- [TASK REQUIREMENTS] Rewrite the lines of the listing below, from the line with "bar-revenus <box>693 194 715 451</box>" up to and including the line with "legend-swatch-dette <box>101 491", replacing "x-tick-label" with "year-label" and leaving all else unchanged.

- [DATASET RECORDS]

"""

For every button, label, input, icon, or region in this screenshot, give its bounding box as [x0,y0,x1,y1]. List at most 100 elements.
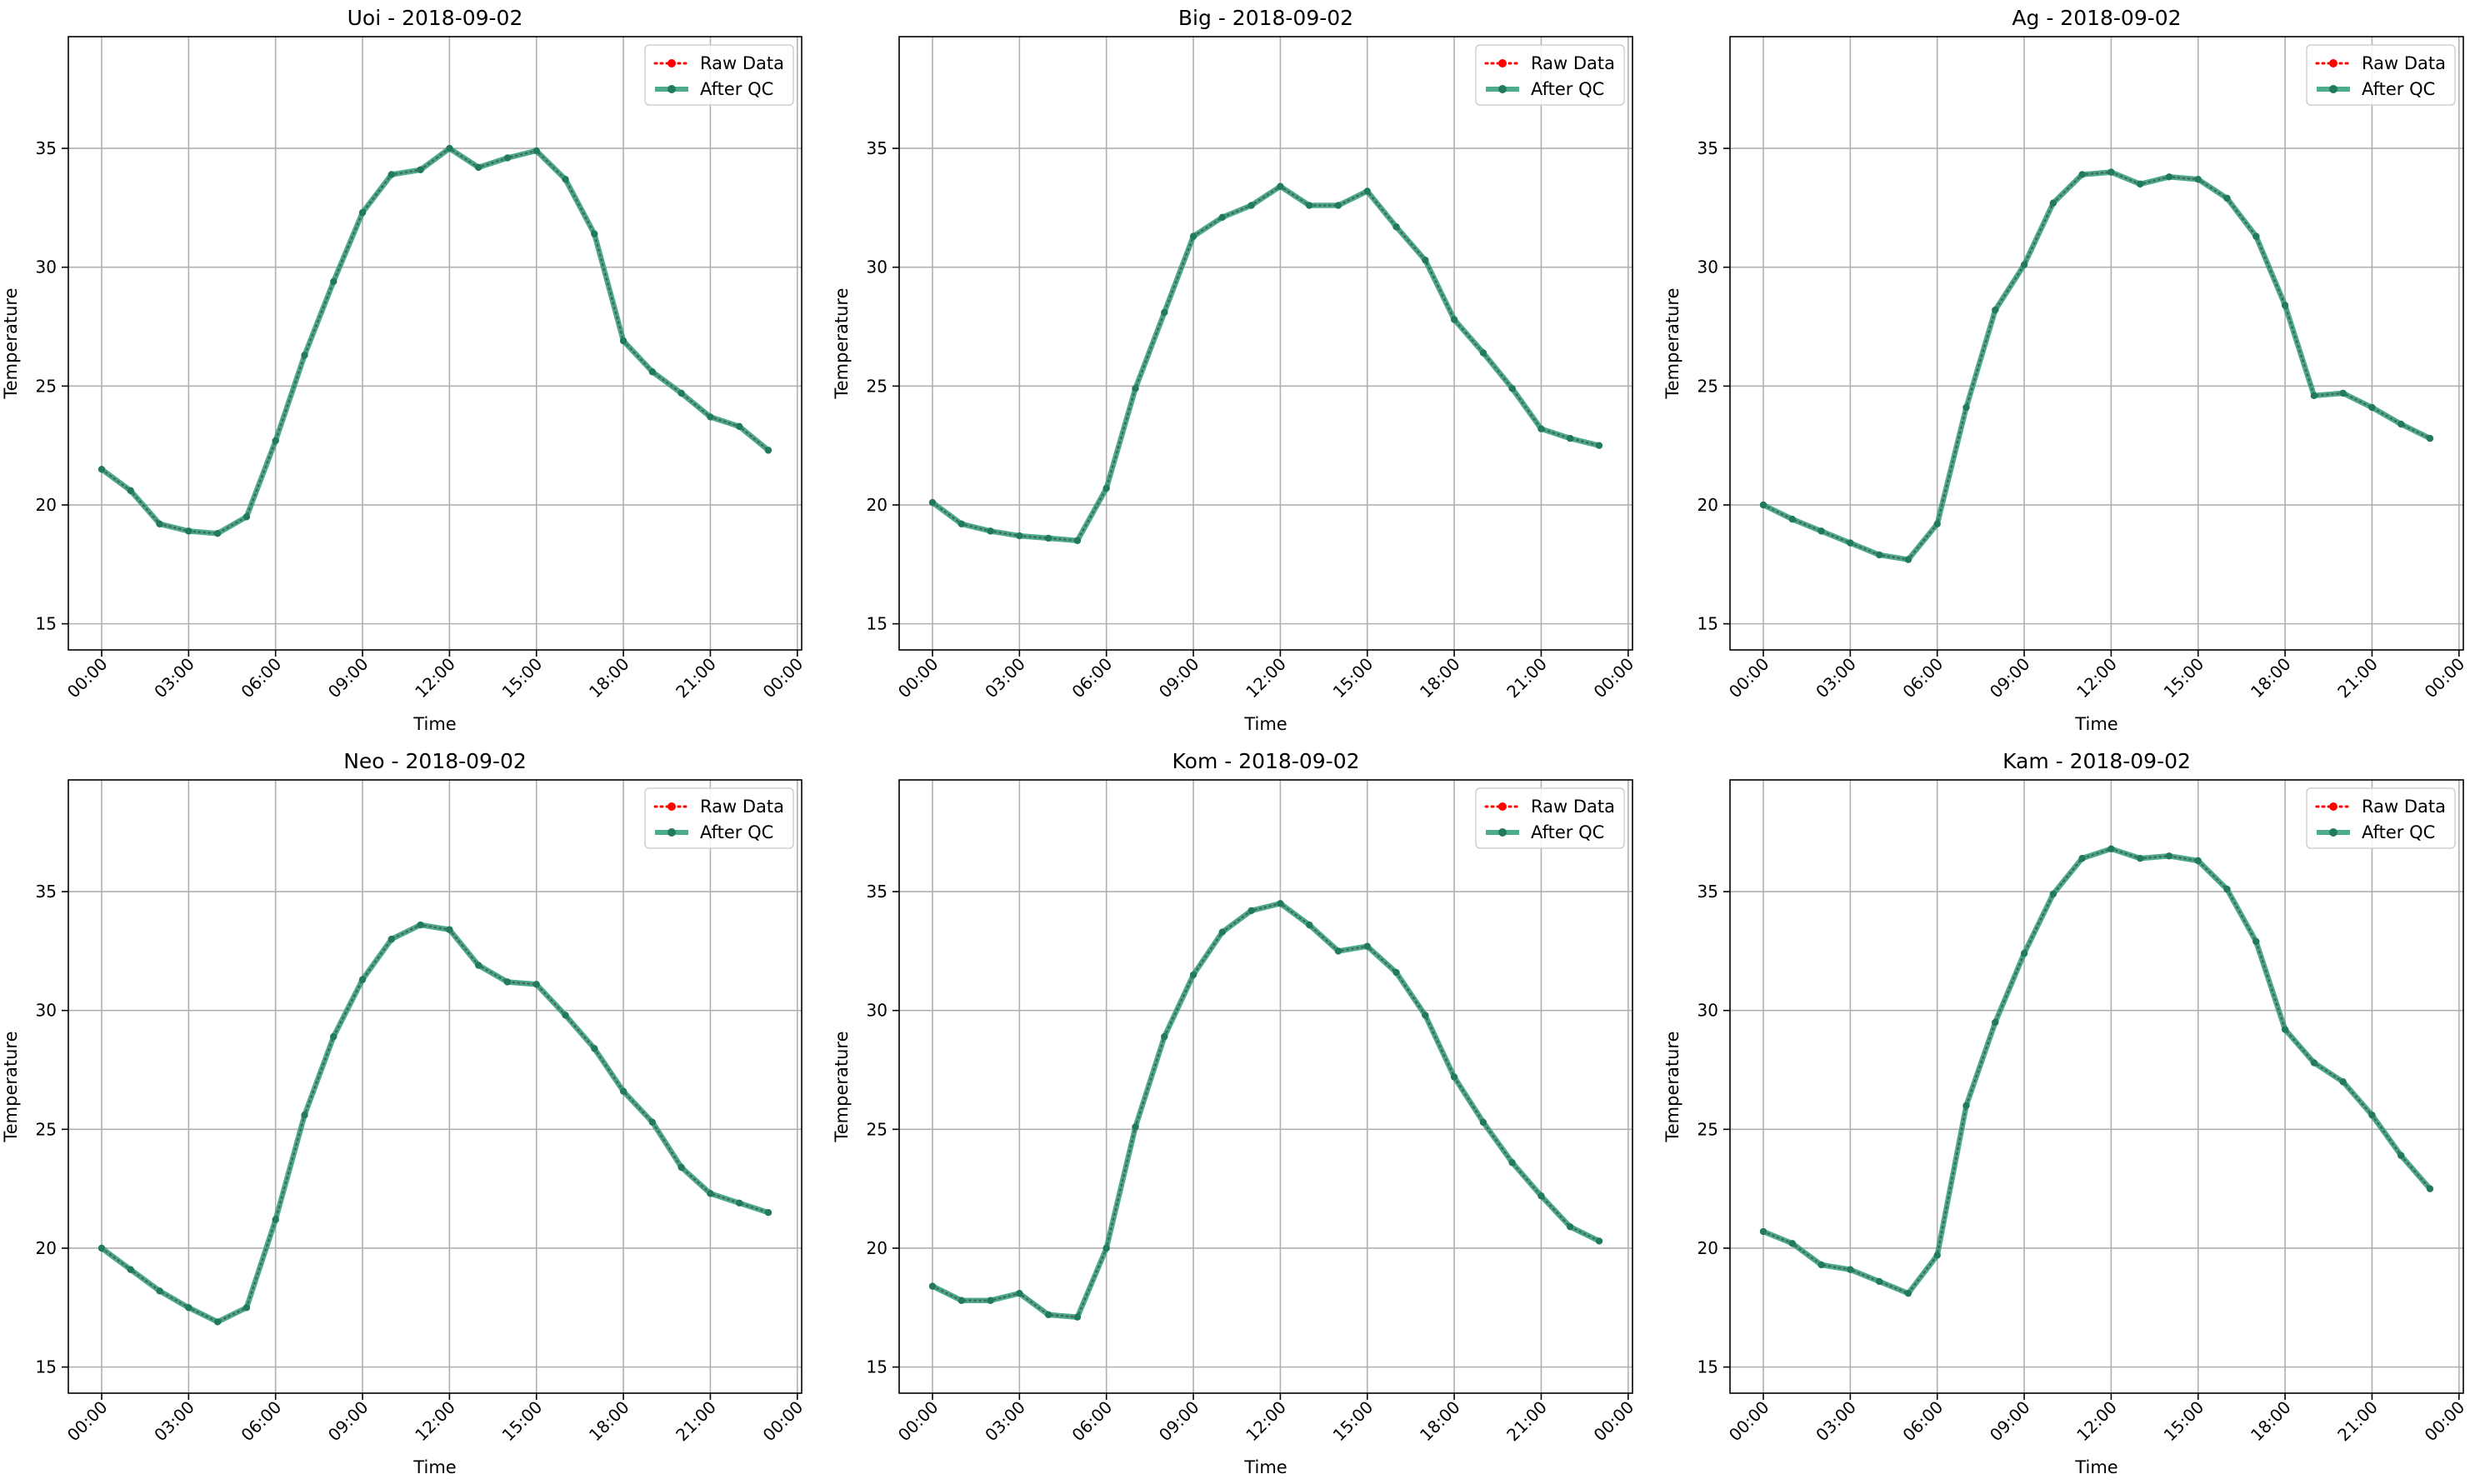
x-tick-label: 06:00 [1068,1397,1117,1446]
after-qc-point [1508,1159,1516,1167]
after-qc-point [1073,1313,1082,1321]
y-axis-label: Temperature [832,1031,852,1142]
y-tick-label: 15 [1698,614,1718,634]
x-tick-label: 15:00 [1329,1397,1378,1446]
x-tick-label: 06:00 [1899,1397,1948,1446]
after-qc-point [2078,854,2086,862]
after-qc-point [591,1045,598,1052]
after-qc-point [185,527,192,535]
chart-title: Ag - 2018-09-02 [2012,6,2181,30]
x-tick-label: 18:00 [2247,654,2295,702]
x-tick-label: 03:00 [1812,654,1860,702]
legend-raw-marker [2329,59,2338,67]
after-qc-point [1567,1223,1574,1231]
after-qc-point [1277,182,1284,190]
y-tick-label: 30 [867,257,888,277]
after-qc-point [1992,306,1999,314]
after-qc-point [156,1287,163,1295]
after-qc-point [1450,316,1458,323]
after-qc-point [1479,349,1488,357]
after-qc-point [1363,942,1371,950]
legend-qc-marker [2329,828,2338,837]
after-qc-point [707,413,714,421]
chart-title: Kom - 2018-09-02 [1172,749,1360,773]
x-tick-label: 00:00 [759,654,808,702]
x-tick-label: 00:00 [63,654,112,702]
y-tick-label: 15 [36,614,57,634]
after-qc-point [1016,1289,1023,1297]
after-qc-point [1933,520,1941,528]
y-tick-label: 15 [867,1357,888,1377]
y-axis-label: Temperature [1662,1031,1682,1142]
after-qc-point [2020,950,2028,957]
axes-frame [898,36,1633,651]
x-tick-label: 15:00 [2160,1397,2208,1446]
after-qc-point [503,978,512,986]
x-tick-label: 06:00 [1068,654,1117,702]
after-qc-point [1422,1012,1429,1019]
y-tick-label: 15 [1698,1357,1718,1377]
y-tick-label: 35 [1698,882,1718,902]
x-tick-label: 00:00 [2421,1397,2469,1446]
after-qc-point [1102,1244,1110,1252]
after-qc-point [1248,907,1255,915]
x-axis-label: Time [412,714,456,734]
after-qc-point [2078,171,2086,178]
after-qc-point [2136,180,2144,188]
after-qc-point [1962,1102,1970,1110]
after-qc-point [2223,886,2231,893]
legend-qc-marker [2329,85,2338,93]
x-tick-label: 03:00 [150,654,198,702]
after-qc-point [1450,1073,1458,1081]
after-qc-point [764,447,772,454]
after-qc-point [330,1032,338,1041]
after-qc-point [1788,1240,1796,1247]
after-qc-point [2426,1185,2434,1192]
legend-raw-label: Raw Data [700,797,784,817]
x-axis-label: Time [2074,714,2118,734]
after-qc-point [987,527,994,535]
x-tick-label: 09:00 [324,1397,372,1446]
x-axis-label: Time [1243,714,1287,734]
after-qc-point [1933,1252,1941,1259]
after-qc-point [127,487,134,495]
y-tick-label: 20 [1698,495,1718,515]
y-axis-label: Temperature [1662,287,1682,399]
after-qc-point [1962,403,1970,412]
legend-qc-label: After QC [700,822,773,842]
y-tick-label: 20 [36,1238,57,1258]
x-tick-label: 15:00 [2160,654,2208,702]
after-qc-point [2108,845,2115,852]
after-qc-point [2339,1078,2347,1086]
legend-raw-label: Raw Data [2362,53,2446,73]
after-qc-point [1218,213,1227,222]
after-qc-point [1904,1289,1912,1297]
after-qc-point [242,1304,251,1312]
y-tick-label: 30 [36,257,57,277]
x-tick-label: 21:00 [2333,654,2382,702]
y-tick-label: 25 [867,1119,888,1139]
after-qc-point [2368,403,2376,412]
after-qc-point [1161,1032,1168,1041]
after-qc-point [417,921,424,929]
after-qc-point [1875,1277,1883,1286]
after-qc-point [1277,900,1284,907]
x-tick-label: 12:00 [1242,654,1290,702]
after-qc-point [1016,532,1023,540]
after-qc-point [736,422,743,431]
after-qc-point [648,368,657,376]
after-qc-point [1422,256,1429,264]
after-qc-point [301,352,308,359]
legend-raw-label: Raw Data [1531,797,1615,817]
chart-panel: 15 20 25 30 35 00:00 03:00 06:00 09:00 12:00 15:00… [832,6,1638,734]
after-qc-point [1161,308,1168,317]
after-qc-point [127,1266,134,1273]
x-tick-label: 00:00 [894,654,942,702]
y-tick-label: 20 [36,495,57,515]
after-qc-point [1305,921,1313,929]
x-tick-label: 18:00 [585,654,633,702]
x-tick-label: 12:00 [2072,654,2121,702]
after-qc-point [1392,223,1400,231]
after-qc-point [2165,852,2173,860]
after-qc-point [1363,187,1371,195]
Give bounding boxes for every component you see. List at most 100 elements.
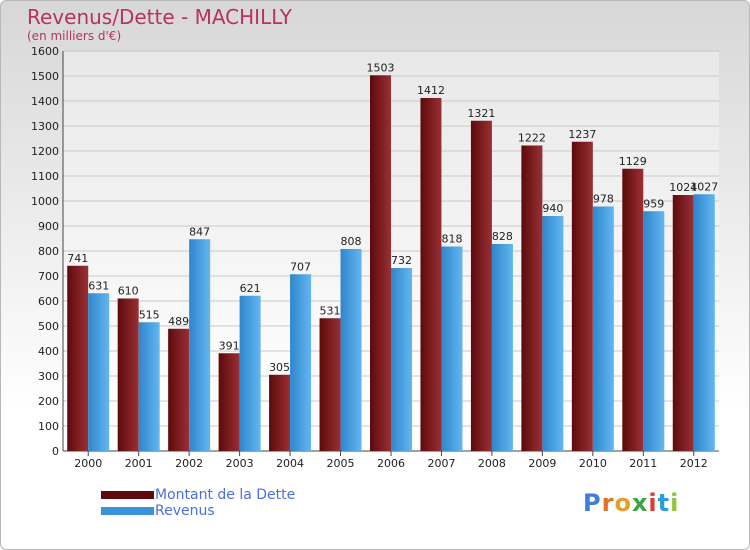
bar-revenus <box>693 194 715 451</box>
data-label-dette: 610 <box>118 285 139 298</box>
data-label-revenus: 808 <box>341 235 362 248</box>
y-tick-label: 600 <box>38 295 59 308</box>
x-tick-label: 2003 <box>226 457 254 470</box>
data-label-revenus: 847 <box>189 225 210 238</box>
x-tick-label: 2000 <box>74 457 102 470</box>
data-label-revenus: 515 <box>139 308 160 321</box>
bar-dette <box>470 120 492 451</box>
legend-swatch-dette <box>101 491 154 499</box>
logo-letter: i <box>670 489 680 517</box>
data-label-revenus: 732 <box>391 254 412 267</box>
y-tick-label: 0 <box>52 445 59 458</box>
x-tick-label: 2012 <box>680 457 708 470</box>
data-label-revenus: 621 <box>240 282 261 295</box>
data-label-dette: 1412 <box>417 84 445 97</box>
x-tick-label: 2001 <box>125 457 153 470</box>
y-tick-label: 900 <box>38 220 59 233</box>
data-label-revenus: 959 <box>643 197 664 210</box>
legend-label-dette: Montant de la Dette <box>155 487 296 503</box>
logo-letter: i <box>648 489 658 517</box>
data-label-revenus: 818 <box>441 233 462 246</box>
x-tick-label: 2005 <box>327 457 355 470</box>
x-tick-label: 2006 <box>377 457 405 470</box>
bar-dette <box>319 318 341 451</box>
bar-revenus <box>391 268 412 451</box>
bar-dette <box>420 98 442 451</box>
bar-revenus <box>441 246 463 451</box>
logo-letter: x <box>631 489 649 517</box>
bar-dette <box>622 168 644 451</box>
data-label-revenus: 978 <box>593 193 614 206</box>
y-tick-label: 800 <box>38 245 59 258</box>
bar-revenus <box>88 293 110 451</box>
legend-label-revenus: Revenus <box>155 503 215 519</box>
bar-dette <box>672 195 694 451</box>
data-label-dette: 1024 <box>669 181 697 194</box>
bar-revenus <box>138 322 160 451</box>
bar-dette <box>218 353 240 451</box>
x-tick-label: 2011 <box>629 457 657 470</box>
data-label-dette: 741 <box>67 252 88 265</box>
x-tick-label: 2004 <box>276 457 304 470</box>
y-tick-label: 1600 <box>31 45 59 58</box>
data-label-dette: 1129 <box>619 155 647 168</box>
data-label-dette: 1503 <box>367 61 395 74</box>
logo-letter: P <box>583 489 602 517</box>
y-tick-label: 500 <box>38 320 59 333</box>
y-tick-label: 1200 <box>31 145 59 158</box>
legend-swatch-revenus <box>101 507 154 515</box>
y-tick-label: 400 <box>38 345 59 358</box>
y-tick-label: 300 <box>38 370 59 383</box>
bar-revenus <box>290 274 312 451</box>
bar-dette <box>67 265 89 451</box>
bar-dette <box>370 75 391 451</box>
y-tick-label: 1500 <box>31 70 59 83</box>
bar-revenus <box>239 295 261 451</box>
data-label-dette: 391 <box>219 339 240 352</box>
bar-revenus <box>340 249 362 451</box>
bar-revenus <box>189 239 211 451</box>
chart-title: Revenus/Dette - MACHILLY <box>27 5 292 29</box>
bar-layer <box>67 75 715 451</box>
y-tick-label: 100 <box>38 420 59 433</box>
y-tick-label: 1400 <box>31 95 59 108</box>
bar-dette <box>117 298 139 451</box>
y-tick-label: 200 <box>38 395 59 408</box>
bar-revenus <box>592 206 614 451</box>
y-tick-label: 1000 <box>31 195 59 208</box>
y-tick-label: 700 <box>38 270 59 283</box>
x-tick-label: 2010 <box>579 457 607 470</box>
bar-revenus <box>643 211 665 451</box>
logo-letter: r <box>601 489 615 517</box>
x-tick-label: 2002 <box>175 457 203 470</box>
x-tick-label: 2008 <box>478 457 506 470</box>
data-label-dette: 1237 <box>568 128 596 141</box>
logo-letter: t <box>657 489 671 517</box>
logo-letter: o <box>614 489 632 517</box>
data-label-revenus: 940 <box>542 202 563 215</box>
x-tick-label: 2009 <box>528 457 556 470</box>
data-label-dette: 531 <box>320 304 341 317</box>
y-tick-label: 1100 <box>31 170 59 183</box>
data-label-revenus: 631 <box>88 279 109 292</box>
bar-dette <box>168 328 190 451</box>
bar-dette <box>571 141 593 451</box>
data-label-revenus: 707 <box>290 260 311 273</box>
data-label-dette: 489 <box>168 315 189 328</box>
bar-dette <box>521 145 543 451</box>
bar-revenus <box>542 216 564 451</box>
bar-dette <box>269 374 291 451</box>
data-label-revenus: 828 <box>492 230 513 243</box>
y-tick-label: 1300 <box>31 120 59 133</box>
data-label-dette: 1321 <box>467 107 495 120</box>
bar-revenus <box>491 244 513 451</box>
data-label-dette: 305 <box>269 361 290 374</box>
data-label-dette: 1222 <box>518 132 546 145</box>
data-label-revenus: 1027 <box>690 180 718 193</box>
x-tick-label: 2007 <box>427 457 455 470</box>
chart-subtitle: (en milliers d'€) <box>27 29 122 43</box>
proxiti-logo: Proxiti <box>583 489 679 517</box>
label-layer: 0 100 200 300 400 500 600 700 800 900 1000 1100 1200… <box>31 45 718 470</box>
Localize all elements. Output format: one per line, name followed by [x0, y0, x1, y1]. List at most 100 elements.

"""

- [RESULT OF THIS TASK]
bar-revenus <box>693 194 715 451</box>
data-label-dette: 610 <box>118 285 139 298</box>
data-label-revenus: 808 <box>341 235 362 248</box>
y-tick-label: 600 <box>38 295 59 308</box>
year-label: 2003 <box>226 457 254 470</box>
data-label-revenus: 847 <box>189 225 210 238</box>
year-label: 2000 <box>74 457 102 470</box>
data-label-revenus: 515 <box>139 308 160 321</box>
bar-dette <box>470 120 492 451</box>
legend-swatch-dette <box>101 491 154 499</box>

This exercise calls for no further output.